— THE PROBLEM —
Write out the material again word for word, dropping any images it holds.

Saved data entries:
============

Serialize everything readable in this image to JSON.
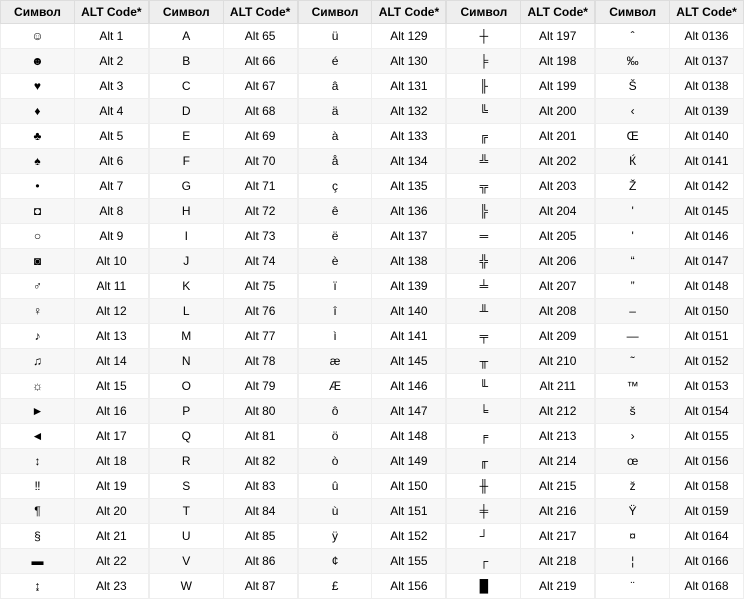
{
  "headers": {
    "symbol": "Символ",
    "code": "ALT Code*"
  },
  "columns": [
    [
      {
        "s": "☺",
        "c": "Alt 1"
      },
      {
        "s": "☻",
        "c": "Alt 2"
      },
      {
        "s": "♥",
        "c": "Alt 3"
      },
      {
        "s": "♦",
        "c": "Alt 4"
      },
      {
        "s": "♣",
        "c": "Alt 5"
      },
      {
        "s": "♠",
        "c": "Alt 6"
      },
      {
        "s": "•",
        "c": "Alt 7"
      },
      {
        "s": "◘",
        "c": "Alt 8"
      },
      {
        "s": "○",
        "c": "Alt 9"
      },
      {
        "s": "◙",
        "c": "Alt 10"
      },
      {
        "s": "♂",
        "c": "Alt 11"
      },
      {
        "s": "♀",
        "c": "Alt 12"
      },
      {
        "s": "♪",
        "c": "Alt 13"
      },
      {
        "s": "♫",
        "c": "Alt 14"
      },
      {
        "s": "☼",
        "c": "Alt 15"
      },
      {
        "s": "►",
        "c": "Alt 16"
      },
      {
        "s": "◄",
        "c": "Alt 17"
      },
      {
        "s": "↕",
        "c": "Alt 18"
      },
      {
        "s": "‼",
        "c": "Alt 19"
      },
      {
        "s": "¶",
        "c": "Alt 20"
      },
      {
        "s": "§",
        "c": "Alt 21"
      },
      {
        "s": "▬",
        "c": "Alt 22"
      },
      {
        "s": "↨",
        "c": "Alt 23"
      }
    ],
    [
      {
        "s": "A",
        "c": "Alt 65"
      },
      {
        "s": "B",
        "c": "Alt 66"
      },
      {
        "s": "C",
        "c": "Alt 67"
      },
      {
        "s": "D",
        "c": "Alt 68"
      },
      {
        "s": "E",
        "c": "Alt 69"
      },
      {
        "s": "F",
        "c": "Alt 70"
      },
      {
        "s": "G",
        "c": "Alt 71"
      },
      {
        "s": "H",
        "c": "Alt 72"
      },
      {
        "s": "I",
        "c": "Alt 73"
      },
      {
        "s": "J",
        "c": "Alt 74"
      },
      {
        "s": "K",
        "c": "Alt 75"
      },
      {
        "s": "L",
        "c": "Alt 76"
      },
      {
        "s": "M",
        "c": "Alt 77"
      },
      {
        "s": "N",
        "c": "Alt 78"
      },
      {
        "s": "O",
        "c": "Alt 79"
      },
      {
        "s": "P",
        "c": "Alt 80"
      },
      {
        "s": "Q",
        "c": "Alt 81"
      },
      {
        "s": "R",
        "c": "Alt 82"
      },
      {
        "s": "S",
        "c": "Alt 83"
      },
      {
        "s": "T",
        "c": "Alt 84"
      },
      {
        "s": "U",
        "c": "Alt 85"
      },
      {
        "s": "V",
        "c": "Alt 86"
      },
      {
        "s": "W",
        "c": "Alt 87"
      }
    ],
    [
      {
        "s": "ü",
        "c": "Alt 129"
      },
      {
        "s": "é",
        "c": "Alt 130"
      },
      {
        "s": "â",
        "c": "Alt 131"
      },
      {
        "s": "ä",
        "c": "Alt 132"
      },
      {
        "s": "à",
        "c": "Alt 133"
      },
      {
        "s": "å",
        "c": "Alt 134"
      },
      {
        "s": "ç",
        "c": "Alt 135"
      },
      {
        "s": "ê",
        "c": "Alt 136"
      },
      {
        "s": "ë",
        "c": "Alt 137"
      },
      {
        "s": "è",
        "c": "Alt 138"
      },
      {
        "s": "ï",
        "c": "Alt 139"
      },
      {
        "s": "î",
        "c": "Alt 140"
      },
      {
        "s": "ì",
        "c": "Alt 141"
      },
      {
        "s": "æ",
        "c": "Alt 145"
      },
      {
        "s": "Æ",
        "c": "Alt 146"
      },
      {
        "s": "ô",
        "c": "Alt 147"
      },
      {
        "s": "ö",
        "c": "Alt 148"
      },
      {
        "s": "ò",
        "c": "Alt 149"
      },
      {
        "s": "û",
        "c": "Alt 150"
      },
      {
        "s": "ù",
        "c": "Alt 151"
      },
      {
        "s": "ÿ",
        "c": "Alt 152"
      },
      {
        "s": "¢",
        "c": "Alt 155"
      },
      {
        "s": "£",
        "c": "Alt 156"
      }
    ],
    [
      {
        "s": "┼",
        "c": "Alt 197"
      },
      {
        "s": "╞",
        "c": "Alt 198"
      },
      {
        "s": "╟",
        "c": "Alt 199"
      },
      {
        "s": "╚",
        "c": "Alt 200"
      },
      {
        "s": "╔",
        "c": "Alt 201"
      },
      {
        "s": "╩",
        "c": "Alt 202"
      },
      {
        "s": "╦",
        "c": "Alt 203"
      },
      {
        "s": "╠",
        "c": "Alt 204"
      },
      {
        "s": "═",
        "c": "Alt 205"
      },
      {
        "s": "╬",
        "c": "Alt 206"
      },
      {
        "s": "╧",
        "c": "Alt 207"
      },
      {
        "s": "╨",
        "c": "Alt 208"
      },
      {
        "s": "╤",
        "c": "Alt 209"
      },
      {
        "s": "╥",
        "c": "Alt 210"
      },
      {
        "s": "╙",
        "c": "Alt 211"
      },
      {
        "s": "╘",
        "c": "Alt 212"
      },
      {
        "s": "╒",
        "c": "Alt 213"
      },
      {
        "s": "╓",
        "c": "Alt 214"
      },
      {
        "s": "╫",
        "c": "Alt 215"
      },
      {
        "s": "╪",
        "c": "Alt 216"
      },
      {
        "s": "┘",
        "c": "Alt 217"
      },
      {
        "s": "┌",
        "c": "Alt 218"
      },
      {
        "s": "█",
        "c": "Alt 219"
      }
    ],
    [
      {
        "s": "ˆ",
        "c": "Alt 0136"
      },
      {
        "s": "‰",
        "c": "Alt 0137"
      },
      {
        "s": "Š",
        "c": "Alt 0138"
      },
      {
        "s": "‹",
        "c": "Alt 0139"
      },
      {
        "s": "Œ",
        "c": "Alt 0140"
      },
      {
        "s": "Ќ",
        "c": "Alt 0141"
      },
      {
        "s": "Ž",
        "c": "Alt 0142"
      },
      {
        "s": "'",
        "c": "Alt 0145"
      },
      {
        "s": "'",
        "c": "Alt 0146"
      },
      {
        "s": "“",
        "c": "Alt 0147"
      },
      {
        "s": "”",
        "c": "Alt 0148"
      },
      {
        "s": "–",
        "c": "Alt 0150"
      },
      {
        "s": "—",
        "c": "Alt 0151"
      },
      {
        "s": "˜",
        "c": "Alt 0152"
      },
      {
        "s": "™",
        "c": "Alt 0153"
      },
      {
        "s": "š",
        "c": "Alt 0154"
      },
      {
        "s": "›",
        "c": "Alt 0155"
      },
      {
        "s": "œ",
        "c": "Alt 0156"
      },
      {
        "s": "ž",
        "c": "Alt 0158"
      },
      {
        "s": "Ÿ",
        "c": "Alt 0159"
      },
      {
        "s": "¤",
        "c": "Alt 0164"
      },
      {
        "s": "¦",
        "c": "Alt 0166"
      },
      {
        "s": "¨",
        "c": "Alt 0168"
      }
    ]
  ]
}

============

— RESPONSE BELOW —
Serialize everything readable in this image to JSON.
{
  "headers": {
    "symbol": "Символ",
    "code": "ALT Code*"
  },
  "columns": [
    [
      {
        "s": "☺",
        "c": "Alt 1"
      },
      {
        "s": "☻",
        "c": "Alt 2"
      },
      {
        "s": "♥",
        "c": "Alt 3"
      },
      {
        "s": "♦",
        "c": "Alt 4"
      },
      {
        "s": "♣",
        "c": "Alt 5"
      },
      {
        "s": "♠",
        "c": "Alt 6"
      },
      {
        "s": "•",
        "c": "Alt 7"
      },
      {
        "s": "◘",
        "c": "Alt 8"
      },
      {
        "s": "○",
        "c": "Alt 9"
      },
      {
        "s": "◙",
        "c": "Alt 10"
      },
      {
        "s": "♂",
        "c": "Alt 11"
      },
      {
        "s": "♀",
        "c": "Alt 12"
      },
      {
        "s": "♪",
        "c": "Alt 13"
      },
      {
        "s": "♫",
        "c": "Alt 14"
      },
      {
        "s": "☼",
        "c": "Alt 15"
      },
      {
        "s": "►",
        "c": "Alt 16"
      },
      {
        "s": "◄",
        "c": "Alt 17"
      },
      {
        "s": "↕",
        "c": "Alt 18"
      },
      {
        "s": "‼",
        "c": "Alt 19"
      },
      {
        "s": "¶",
        "c": "Alt 20"
      },
      {
        "s": "§",
        "c": "Alt 21"
      },
      {
        "s": "▬",
        "c": "Alt 22"
      },
      {
        "s": "↨",
        "c": "Alt 23"
      }
    ],
    [
      {
        "s": "A",
        "c": "Alt 65"
      },
      {
        "s": "B",
        "c": "Alt 66"
      },
      {
        "s": "C",
        "c": "Alt 67"
      },
      {
        "s": "D",
        "c": "Alt 68"
      },
      {
        "s": "E",
        "c": "Alt 69"
      },
      {
        "s": "F",
        "c": "Alt 70"
      },
      {
        "s": "G",
        "c": "Alt 71"
      },
      {
        "s": "H",
        "c": "Alt 72"
      },
      {
        "s": "I",
        "c": "Alt 73"
      },
      {
        "s": "J",
        "c": "Alt 74"
      },
      {
        "s": "K",
        "c": "Alt 75"
      },
      {
        "s": "L",
        "c": "Alt 76"
      },
      {
        "s": "M",
        "c": "Alt 77"
      },
      {
        "s": "N",
        "c": "Alt 78"
      },
      {
        "s": "O",
        "c": "Alt 79"
      },
      {
        "s": "P",
        "c": "Alt 80"
      },
      {
        "s": "Q",
        "c": "Alt 81"
      },
      {
        "s": "R",
        "c": "Alt 82"
      },
      {
        "s": "S",
        "c": "Alt 83"
      },
      {
        "s": "T",
        "c": "Alt 84"
      },
      {
        "s": "U",
        "c": "Alt 85"
      },
      {
        "s": "V",
        "c": "Alt 86"
      },
      {
        "s": "W",
        "c": "Alt 87"
      }
    ],
    [
      {
        "s": "ü",
        "c": "Alt 129"
      },
      {
        "s": "é",
        "c": "Alt 130"
      },
      {
        "s": "â",
        "c": "Alt 131"
      },
      {
        "s": "ä",
        "c": "Alt 132"
      },
      {
        "s": "à",
        "c": "Alt 133"
      },
      {
        "s": "å",
        "c": "Alt 134"
      },
      {
        "s": "ç",
        "c": "Alt 135"
      },
      {
        "s": "ê",
        "c": "Alt 136"
      },
      {
        "s": "ë",
        "c": "Alt 137"
      },
      {
        "s": "è",
        "c": "Alt 138"
      },
      {
        "s": "ï",
        "c": "Alt 139"
      },
      {
        "s": "î",
        "c": "Alt 140"
      },
      {
        "s": "ì",
        "c": "Alt 141"
      },
      {
        "s": "æ",
        "c": "Alt 145"
      },
      {
        "s": "Æ",
        "c": "Alt 146"
      },
      {
        "s": "ô",
        "c": "Alt 147"
      },
      {
        "s": "ö",
        "c": "Alt 148"
      },
      {
        "s": "ò",
        "c": "Alt 149"
      },
      {
        "s": "û",
        "c": "Alt 150"
      },
      {
        "s": "ù",
        "c": "Alt 151"
      },
      {
        "s": "ÿ",
        "c": "Alt 152"
      },
      {
        "s": "¢",
        "c": "Alt 155"
      },
      {
        "s": "£",
        "c": "Alt 156"
      }
    ],
    [
      {
        "s": "┼",
        "c": "Alt 197"
      },
      {
        "s": "╞",
        "c": "Alt 198"
      },
      {
        "s": "╟",
        "c": "Alt 199"
      },
      {
        "s": "╚",
        "c": "Alt 200"
      },
      {
        "s": "╔",
        "c": "Alt 201"
      },
      {
        "s": "╩",
        "c": "Alt 202"
      },
      {
        "s": "╦",
        "c": "Alt 203"
      },
      {
        "s": "╠",
        "c": "Alt 204"
      },
      {
        "s": "═",
        "c": "Alt 205"
      },
      {
        "s": "╬",
        "c": "Alt 206"
      },
      {
        "s": "╧",
        "c": "Alt 207"
      },
      {
        "s": "╨",
        "c": "Alt 208"
      },
      {
        "s": "╤",
        "c": "Alt 209"
      },
      {
        "s": "╥",
        "c": "Alt 210"
      },
      {
        "s": "╙",
        "c": "Alt 211"
      },
      {
        "s": "╘",
        "c": "Alt 212"
      },
      {
        "s": "╒",
        "c": "Alt 213"
      },
      {
        "s": "╓",
        "c": "Alt 214"
      },
      {
        "s": "╫",
        "c": "Alt 215"
      },
      {
        "s": "╪",
        "c": "Alt 216"
      },
      {
        "s": "┘",
        "c": "Alt 217"
      },
      {
        "s": "┌",
        "c": "Alt 218"
      },
      {
        "s": "█",
        "c": "Alt 219"
      }
    ],
    [
      {
        "s": "ˆ",
        "c": "Alt 0136"
      },
      {
        "s": "‰",
        "c": "Alt 0137"
      },
      {
        "s": "Š",
        "c": "Alt 0138"
      },
      {
        "s": "‹",
        "c": "Alt 0139"
      },
      {
        "s": "Œ",
        "c": "Alt 0140"
      },
      {
        "s": "Ќ",
        "c": "Alt 0141"
      },
      {
        "s": "Ž",
        "c": "Alt 0142"
      },
      {
        "s": "'",
        "c": "Alt 0145"
      },
      {
        "s": "'",
        "c": "Alt 0146"
      },
      {
        "s": "“",
        "c": "Alt 0147"
      },
      {
        "s": "”",
        "c": "Alt 0148"
      },
      {
        "s": "–",
        "c": "Alt 0150"
      },
      {
        "s": "—",
        "c": "Alt 0151"
      },
      {
        "s": "˜",
        "c": "Alt 0152"
      },
      {
        "s": "™",
        "c": "Alt 0153"
      },
      {
        "s": "š",
        "c": "Alt 0154"
      },
      {
        "s": "›",
        "c": "Alt 0155"
      },
      {
        "s": "œ",
        "c": "Alt 0156"
      },
      {
        "s": "ž",
        "c": "Alt 0158"
      },
      {
        "s": "Ÿ",
        "c": "Alt 0159"
      },
      {
        "s": "¤",
        "c": "Alt 0164"
      },
      {
        "s": "¦",
        "c": "Alt 0166"
      },
      {
        "s": "¨",
        "c": "Alt 0168"
      }
    ]
  ]
}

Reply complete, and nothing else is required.